## Goal of the exercise
Every entry must be copied word for word.

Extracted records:
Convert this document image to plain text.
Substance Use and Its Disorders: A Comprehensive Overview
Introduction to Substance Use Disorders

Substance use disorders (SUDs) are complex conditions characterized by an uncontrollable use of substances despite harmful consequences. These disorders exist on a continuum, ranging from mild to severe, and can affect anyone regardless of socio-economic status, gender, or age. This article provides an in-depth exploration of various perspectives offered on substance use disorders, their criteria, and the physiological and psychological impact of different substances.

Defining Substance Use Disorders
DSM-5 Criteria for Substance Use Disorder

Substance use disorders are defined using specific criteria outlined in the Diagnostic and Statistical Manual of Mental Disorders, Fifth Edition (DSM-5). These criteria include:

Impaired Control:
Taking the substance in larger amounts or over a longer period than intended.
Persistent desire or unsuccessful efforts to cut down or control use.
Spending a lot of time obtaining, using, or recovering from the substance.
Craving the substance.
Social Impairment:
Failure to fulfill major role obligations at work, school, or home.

## Exercise output
Convert this document image to plain text.
Substance Use and Its Disorders: A Comprehensive Overview
Introduction to Substance Use Disorders

Substance use disorders (SUDs) are complex conditions characterized by an uncontrollable use of substances despite harmful consequences. These disorders exist on a continuum, ranging from mild to severe, and can affect anyone regardless of socio-economic status, gender, or age. This article provides an in-depth exploration of various perspectives offered on substance use disorders, their criteria, and the physiological and psychological impact of different substances.

Defining Substance Use Disorders
DSM-5 Criteria for Substance Use Disorder

Substance use disorders are defined using specific criteria outlined in the Diagnostic and Statistical Manual of Mental Disorders, Fifth Edition (DSM-5). These criteria include:

Impaired Control:
Taking the substance in larger amounts or over a longer period than intended.
Persistent desire or unsuccessful efforts to cut down or control use.
Spending a lot of time obtaining, using, or recovering from the substance.
Craving the substance.
Social Impairment:
Failure to fulfill major role obligations at work, school, or home.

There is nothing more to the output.